
  10. Agree with you to a large extent.

    Regional parties thrive for two obvious reasons, I think. (1) National parties fail to do justice to certain regions or states; and (2) Selfish motives that invariably drive every politician. Regional parties help any Ram, Shyam or Hari to amass power (and hence wealth)…

  11. Thanks Kayemofnmy… Looks like there is no major change in the Congress leadership. They have again proved this in the recent Bihar assembly confidence motion and cabinet reshuffle.

  12. Thank Matheikal. The reasons you mentioned are absolutely right.

  13. The thing is that in order to stay relevant, these parties have to formulate the politics of controversies and confrontation. This creates a toxic environment. Other than that, most of these parties are not more than person / family controlled gangs

  14. Certainly it is a danger to India. Not only India, it is also a danger to our neighbours as the regional parties of bordering states such as Tamil Nadu, West Bengal, and others brings more complications to bi-lateral relationship.

  15. Thanks Uma and Puru.

**What you have to do**
Can you copy the comment thread on regional parties word for word, starting with "10. Agree with" and going on through "and cabinet reshuffle."?

Page layout parsing data:
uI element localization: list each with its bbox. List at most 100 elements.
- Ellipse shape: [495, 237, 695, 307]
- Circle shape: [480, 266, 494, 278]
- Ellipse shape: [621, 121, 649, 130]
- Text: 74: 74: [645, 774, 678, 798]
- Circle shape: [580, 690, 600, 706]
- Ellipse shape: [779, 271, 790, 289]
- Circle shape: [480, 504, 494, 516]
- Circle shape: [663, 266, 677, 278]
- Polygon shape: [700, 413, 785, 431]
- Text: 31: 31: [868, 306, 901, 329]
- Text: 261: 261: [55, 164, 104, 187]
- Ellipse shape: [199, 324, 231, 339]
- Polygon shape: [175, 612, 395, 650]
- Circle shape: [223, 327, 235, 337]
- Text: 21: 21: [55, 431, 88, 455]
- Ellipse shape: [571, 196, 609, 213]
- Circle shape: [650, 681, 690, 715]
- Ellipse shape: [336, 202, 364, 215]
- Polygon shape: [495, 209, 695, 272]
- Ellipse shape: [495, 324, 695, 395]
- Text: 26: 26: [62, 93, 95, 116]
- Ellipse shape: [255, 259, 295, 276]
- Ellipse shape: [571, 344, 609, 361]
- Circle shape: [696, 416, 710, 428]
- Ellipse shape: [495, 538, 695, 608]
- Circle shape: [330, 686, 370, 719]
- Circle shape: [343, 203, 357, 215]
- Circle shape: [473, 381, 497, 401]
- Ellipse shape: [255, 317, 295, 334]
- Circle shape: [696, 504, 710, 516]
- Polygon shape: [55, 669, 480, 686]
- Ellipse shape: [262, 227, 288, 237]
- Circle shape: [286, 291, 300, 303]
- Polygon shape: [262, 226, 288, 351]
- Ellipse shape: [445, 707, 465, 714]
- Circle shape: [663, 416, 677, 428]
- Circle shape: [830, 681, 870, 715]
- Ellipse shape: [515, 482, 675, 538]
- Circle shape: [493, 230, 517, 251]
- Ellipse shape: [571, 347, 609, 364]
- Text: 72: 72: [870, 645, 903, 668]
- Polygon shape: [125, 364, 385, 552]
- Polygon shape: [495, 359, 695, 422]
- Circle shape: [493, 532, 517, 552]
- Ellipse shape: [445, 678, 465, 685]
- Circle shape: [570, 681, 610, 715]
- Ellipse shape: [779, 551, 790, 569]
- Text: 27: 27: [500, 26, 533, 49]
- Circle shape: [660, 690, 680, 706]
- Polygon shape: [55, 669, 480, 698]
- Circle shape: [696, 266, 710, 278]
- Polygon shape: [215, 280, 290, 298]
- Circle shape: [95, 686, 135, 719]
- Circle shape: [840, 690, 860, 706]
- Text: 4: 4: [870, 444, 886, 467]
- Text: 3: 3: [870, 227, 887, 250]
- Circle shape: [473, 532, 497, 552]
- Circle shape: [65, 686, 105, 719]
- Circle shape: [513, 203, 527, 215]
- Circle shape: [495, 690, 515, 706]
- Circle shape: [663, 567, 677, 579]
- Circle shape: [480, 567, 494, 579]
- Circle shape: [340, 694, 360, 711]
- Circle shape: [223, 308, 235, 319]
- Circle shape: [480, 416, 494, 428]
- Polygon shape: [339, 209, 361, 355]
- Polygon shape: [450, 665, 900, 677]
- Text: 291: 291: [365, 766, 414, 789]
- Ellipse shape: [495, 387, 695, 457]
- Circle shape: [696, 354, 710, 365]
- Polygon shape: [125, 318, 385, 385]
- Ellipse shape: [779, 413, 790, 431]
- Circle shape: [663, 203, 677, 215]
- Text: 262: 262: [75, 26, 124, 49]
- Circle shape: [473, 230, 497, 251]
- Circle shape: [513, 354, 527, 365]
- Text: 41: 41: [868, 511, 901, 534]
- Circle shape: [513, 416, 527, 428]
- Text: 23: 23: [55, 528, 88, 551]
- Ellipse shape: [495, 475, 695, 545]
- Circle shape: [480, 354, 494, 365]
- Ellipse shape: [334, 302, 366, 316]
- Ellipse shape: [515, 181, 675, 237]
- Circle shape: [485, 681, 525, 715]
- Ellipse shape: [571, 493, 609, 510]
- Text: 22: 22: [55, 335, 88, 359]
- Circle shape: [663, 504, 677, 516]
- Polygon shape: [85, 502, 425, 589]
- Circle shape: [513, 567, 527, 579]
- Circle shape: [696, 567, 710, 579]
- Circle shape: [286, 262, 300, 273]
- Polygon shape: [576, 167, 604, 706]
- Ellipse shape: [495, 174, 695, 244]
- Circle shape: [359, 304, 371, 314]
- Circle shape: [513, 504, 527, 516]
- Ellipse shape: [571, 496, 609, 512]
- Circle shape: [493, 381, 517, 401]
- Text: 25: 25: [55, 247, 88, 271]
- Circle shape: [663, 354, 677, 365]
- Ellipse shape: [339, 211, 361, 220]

**Written solution**
10. Agree with you to a large extent.

    Regional parties thrive for two obvious reasons, I think. (1) National parties fail to do justice to certain regions or states; and (2) Selfish motives that invariably drive every politician. Regional parties help any Ram, Shyam or Hari to amass power (and hence wealth)…

  11. Thanks Kayemofnmy… Looks like there is no major change in the Congress leadership. They have again proved this in the recent Bihar assembly confidence motion and cabinet reshuffle.